RECORDS FOR THE EXERCISE =>
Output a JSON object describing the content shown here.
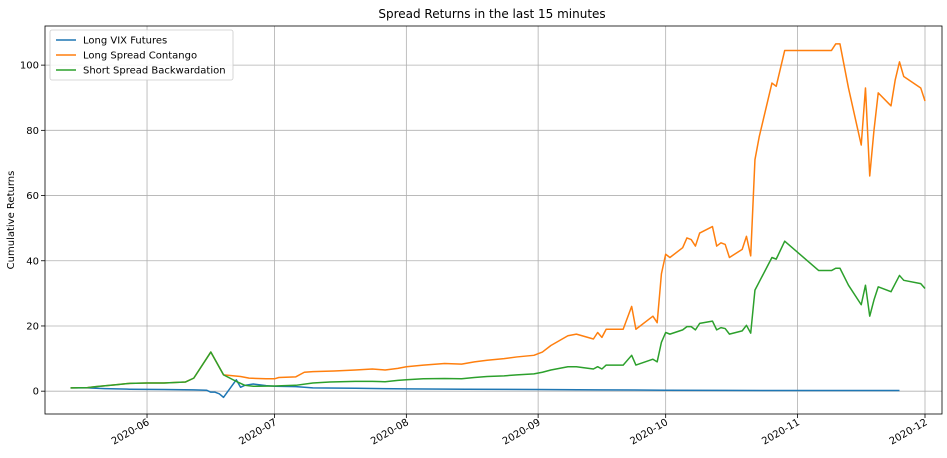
{
  "chart_data": {
    "type": "line",
    "title": "Spread Returns in the last 15 minutes",
    "xlabel": "",
    "ylabel": "Cumulative Returns",
    "xlim": [
      "2020-05-08",
      "2020-12-05"
    ],
    "ylim": [
      -7,
      112
    ],
    "grid": true,
    "legend_position": "top-left",
    "x_ticks": [
      "2020-06-01",
      "2020-07-01",
      "2020-08-01",
      "2020-09-01",
      "2020-10-01",
      "2020-11-01",
      "2020-12-01"
    ],
    "x_tick_labels": [
      "2020-06",
      "2020-07",
      "2020-08",
      "2020-09",
      "2020-10",
      "2020-11",
      "2020-12"
    ],
    "y_ticks": [
      0,
      20,
      40,
      60,
      80,
      100
    ],
    "y_tick_labels": [
      "0",
      "20",
      "40",
      "60",
      "80",
      "100"
    ],
    "series": [
      {
        "name": "Long VIX Futures",
        "color": "#1f77b4",
        "points": [
          [
            "2020-05-14",
            1.0
          ],
          [
            "2020-05-18",
            1.0
          ],
          [
            "2020-05-22",
            0.8
          ],
          [
            "2020-05-28",
            0.6
          ],
          [
            "2020-06-05",
            0.5
          ],
          [
            "2020-06-12",
            0.4
          ],
          [
            "2020-06-15",
            0.3
          ],
          [
            "2020-06-16",
            -0.3
          ],
          [
            "2020-06-17",
            -0.3
          ],
          [
            "2020-06-18",
            -0.8
          ],
          [
            "2020-06-19",
            -1.9
          ],
          [
            "2020-06-22",
            3.5
          ],
          [
            "2020-06-23",
            1.2
          ],
          [
            "2020-06-24",
            1.8
          ],
          [
            "2020-06-26",
            2.2
          ],
          [
            "2020-06-29",
            1.7
          ],
          [
            "2020-07-01",
            1.5
          ],
          [
            "2020-07-06",
            1.4
          ],
          [
            "2020-07-10",
            1.0
          ],
          [
            "2020-07-20",
            0.9
          ],
          [
            "2020-08-01",
            0.7
          ],
          [
            "2020-08-15",
            0.6
          ],
          [
            "2020-09-01",
            0.5
          ],
          [
            "2020-09-15",
            0.4
          ],
          [
            "2020-10-01",
            0.3
          ],
          [
            "2020-10-15",
            0.25
          ],
          [
            "2020-11-01",
            0.2
          ],
          [
            "2020-11-25",
            0.2
          ]
        ]
      },
      {
        "name": "Long Spread Contango",
        "color": "#ff7f0e",
        "points": [
          [
            "2020-05-14",
            1.0
          ],
          [
            "2020-05-18",
            1.1
          ],
          [
            "2020-05-20",
            1.4
          ],
          [
            "2020-05-25",
            2.0
          ],
          [
            "2020-05-28",
            2.4
          ],
          [
            "2020-06-01",
            2.5
          ],
          [
            "2020-06-05",
            2.5
          ],
          [
            "2020-06-10",
            2.8
          ],
          [
            "2020-06-12",
            4.0
          ],
          [
            "2020-06-16",
            12.0
          ],
          [
            "2020-06-19",
            5.0
          ],
          [
            "2020-06-23",
            4.5
          ],
          [
            "2020-06-25",
            4.0
          ],
          [
            "2020-06-29",
            3.8
          ],
          [
            "2020-07-01",
            3.8
          ],
          [
            "2020-07-02",
            4.2
          ],
          [
            "2020-07-06",
            4.4
          ],
          [
            "2020-07-08",
            5.8
          ],
          [
            "2020-07-10",
            6.0
          ],
          [
            "2020-07-15",
            6.2
          ],
          [
            "2020-07-20",
            6.5
          ],
          [
            "2020-07-24",
            6.8
          ],
          [
            "2020-07-27",
            6.5
          ],
          [
            "2020-07-30",
            7.0
          ],
          [
            "2020-08-01",
            7.5
          ],
          [
            "2020-08-05",
            8.0
          ],
          [
            "2020-08-10",
            8.5
          ],
          [
            "2020-08-14",
            8.3
          ],
          [
            "2020-08-17",
            9.0
          ],
          [
            "2020-08-20",
            9.5
          ],
          [
            "2020-08-24",
            10.0
          ],
          [
            "2020-08-27",
            10.5
          ],
          [
            "2020-08-31",
            11.0
          ],
          [
            "2020-09-02",
            12.0
          ],
          [
            "2020-09-04",
            14.0
          ],
          [
            "2020-09-08",
            17.0
          ],
          [
            "2020-09-10",
            17.5
          ],
          [
            "2020-09-14",
            16.0
          ],
          [
            "2020-09-15",
            18.0
          ],
          [
            "2020-09-16",
            16.5
          ],
          [
            "2020-09-17",
            19.0
          ],
          [
            "2020-09-21",
            19.0
          ],
          [
            "2020-09-23",
            26.0
          ],
          [
            "2020-09-24",
            19.0
          ],
          [
            "2020-09-28",
            23.0
          ],
          [
            "2020-09-29",
            21.0
          ],
          [
            "2020-09-30",
            36.0
          ],
          [
            "2020-10-01",
            42.0
          ],
          [
            "2020-10-02",
            41.0
          ],
          [
            "2020-10-05",
            44.0
          ],
          [
            "2020-10-06",
            47.0
          ],
          [
            "2020-10-07",
            46.5
          ],
          [
            "2020-10-08",
            44.5
          ],
          [
            "2020-10-09",
            48.5
          ],
          [
            "2020-10-12",
            50.5
          ],
          [
            "2020-10-13",
            44.5
          ],
          [
            "2020-10-14",
            45.5
          ],
          [
            "2020-10-15",
            45.0
          ],
          [
            "2020-10-16",
            41.0
          ],
          [
            "2020-10-19",
            43.5
          ],
          [
            "2020-10-20",
            47.5
          ],
          [
            "2020-10-21",
            41.5
          ],
          [
            "2020-10-22",
            71.0
          ],
          [
            "2020-10-23",
            78.0
          ],
          [
            "2020-10-26",
            94.5
          ],
          [
            "2020-10-27",
            93.5
          ],
          [
            "2020-10-29",
            104.5
          ],
          [
            "2020-11-06",
            104.5
          ],
          [
            "2020-11-09",
            104.5
          ],
          [
            "2020-11-10",
            106.5
          ],
          [
            "2020-11-11",
            106.5
          ],
          [
            "2020-11-13",
            93.0
          ],
          [
            "2020-11-16",
            75.5
          ],
          [
            "2020-11-17",
            93.0
          ],
          [
            "2020-11-18",
            66.0
          ],
          [
            "2020-11-19",
            80.0
          ],
          [
            "2020-11-20",
            91.5
          ],
          [
            "2020-11-23",
            87.5
          ],
          [
            "2020-11-24",
            95.5
          ],
          [
            "2020-11-25",
            101.0
          ],
          [
            "2020-11-26",
            96.5
          ],
          [
            "2020-11-30",
            93.0
          ],
          [
            "2020-12-01",
            89.0
          ]
        ]
      },
      {
        "name": "Short Spread Backwardation",
        "color": "#2ca02c",
        "points": [
          [
            "2020-05-14",
            1.0
          ],
          [
            "2020-05-18",
            1.1
          ],
          [
            "2020-05-20",
            1.4
          ],
          [
            "2020-05-25",
            2.0
          ],
          [
            "2020-05-28",
            2.4
          ],
          [
            "2020-06-01",
            2.5
          ],
          [
            "2020-06-05",
            2.5
          ],
          [
            "2020-06-10",
            2.8
          ],
          [
            "2020-06-12",
            4.0
          ],
          [
            "2020-06-16",
            12.0
          ],
          [
            "2020-06-19",
            5.0
          ],
          [
            "2020-06-22",
            3.0
          ],
          [
            "2020-06-24",
            1.8
          ],
          [
            "2020-06-26",
            1.5
          ],
          [
            "2020-07-01",
            1.6
          ],
          [
            "2020-07-06",
            1.8
          ],
          [
            "2020-07-10",
            2.5
          ],
          [
            "2020-07-14",
            2.8
          ],
          [
            "2020-07-20",
            3.0
          ],
          [
            "2020-07-24",
            3.0
          ],
          [
            "2020-07-27",
            2.9
          ],
          [
            "2020-07-30",
            3.3
          ],
          [
            "2020-08-01",
            3.5
          ],
          [
            "2020-08-05",
            3.8
          ],
          [
            "2020-08-10",
            3.9
          ],
          [
            "2020-08-14",
            3.8
          ],
          [
            "2020-08-17",
            4.2
          ],
          [
            "2020-08-20",
            4.5
          ],
          [
            "2020-08-24",
            4.7
          ],
          [
            "2020-08-27",
            5.0
          ],
          [
            "2020-08-31",
            5.3
          ],
          [
            "2020-09-02",
            5.8
          ],
          [
            "2020-09-04",
            6.5
          ],
          [
            "2020-09-08",
            7.5
          ],
          [
            "2020-09-10",
            7.5
          ],
          [
            "2020-09-14",
            6.8
          ],
          [
            "2020-09-15",
            7.5
          ],
          [
            "2020-09-16",
            6.8
          ],
          [
            "2020-09-17",
            8.0
          ],
          [
            "2020-09-21",
            8.0
          ],
          [
            "2020-09-23",
            11.0
          ],
          [
            "2020-09-24",
            8.0
          ],
          [
            "2020-09-28",
            9.8
          ],
          [
            "2020-09-29",
            9.0
          ],
          [
            "2020-09-30",
            15.0
          ],
          [
            "2020-10-01",
            18.0
          ],
          [
            "2020-10-02",
            17.5
          ],
          [
            "2020-10-05",
            18.8
          ],
          [
            "2020-10-06",
            19.8
          ],
          [
            "2020-10-07",
            19.8
          ],
          [
            "2020-10-08",
            18.8
          ],
          [
            "2020-10-09",
            20.8
          ],
          [
            "2020-10-12",
            21.5
          ],
          [
            "2020-10-13",
            18.8
          ],
          [
            "2020-10-14",
            19.5
          ],
          [
            "2020-10-15",
            19.2
          ],
          [
            "2020-10-16",
            17.5
          ],
          [
            "2020-10-19",
            18.5
          ],
          [
            "2020-10-20",
            20.2
          ],
          [
            "2020-10-21",
            17.8
          ],
          [
            "2020-10-22",
            31.0
          ],
          [
            "2020-10-23",
            33.5
          ],
          [
            "2020-10-26",
            41.0
          ],
          [
            "2020-10-27",
            40.5
          ],
          [
            "2020-10-29",
            46.0
          ],
          [
            "2020-11-06",
            37.0
          ],
          [
            "2020-11-09",
            37.0
          ],
          [
            "2020-11-10",
            37.7
          ],
          [
            "2020-11-11",
            37.7
          ],
          [
            "2020-11-13",
            32.5
          ],
          [
            "2020-11-16",
            26.5
          ],
          [
            "2020-11-17",
            32.5
          ],
          [
            "2020-11-18",
            23.0
          ],
          [
            "2020-11-19",
            28.0
          ],
          [
            "2020-11-20",
            32.0
          ],
          [
            "2020-11-23",
            30.5
          ],
          [
            "2020-11-24",
            33.0
          ],
          [
            "2020-11-25",
            35.5
          ],
          [
            "2020-11-26",
            34.0
          ],
          [
            "2020-11-30",
            33.0
          ],
          [
            "2020-12-01",
            31.5
          ]
        ]
      }
    ]
  }
}
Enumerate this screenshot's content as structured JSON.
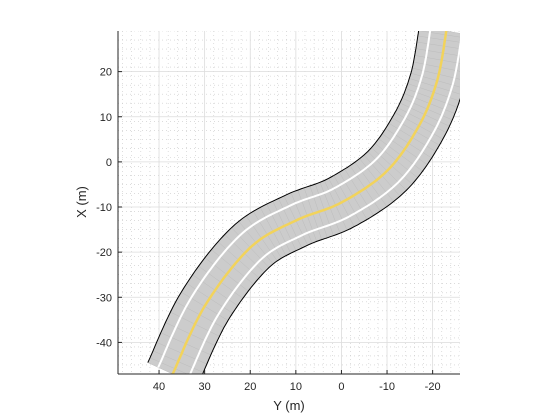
{
  "chart_data": {
    "type": "road-plot",
    "xlabel": "Y (m)",
    "ylabel": "X (m)",
    "xlim": [
      -26,
      49
    ],
    "ylim": [
      -47,
      29
    ],
    "x_reversed": true,
    "x_ticks": [
      40,
      30,
      20,
      10,
      0,
      -10,
      -20
    ],
    "x_tick_labels": [
      "40",
      "30",
      "20",
      "10",
      "0",
      "-10",
      "-20"
    ],
    "y_ticks": [
      20,
      10,
      0,
      -10,
      -20,
      -30,
      -40
    ],
    "y_tick_labels": [
      "20",
      "10",
      "0",
      "-10",
      "-20",
      "-30",
      "-40"
    ],
    "grid": true,
    "minor_grid": true,
    "road": {
      "width_m": 12,
      "lane_marking_offset_m": 3.5,
      "centerline": [
        {
          "y": 37,
          "x": -47
        },
        {
          "y": 30,
          "x": -32
        },
        {
          "y": 20,
          "x": -19
        },
        {
          "y": 10,
          "x": -13
        },
        {
          "y": 0,
          "x": -9
        },
        {
          "y": -10,
          "x": -2
        },
        {
          "y": -17,
          "x": 8
        },
        {
          "y": -21,
          "x": 18
        },
        {
          "y": -23,
          "x": 29
        }
      ]
    },
    "colors": {
      "road": "#cccccc",
      "road_edge": "#000000",
      "lane_marking": "#ffffff",
      "center_marking": "#f2d35b",
      "grid": "#dcdcdc",
      "axis": "#262626"
    }
  }
}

GOAL => Each line containing the word "Long" counts once; say how many such lines there are, giving only the number.

SOLUTION FOR THIS TASK => 2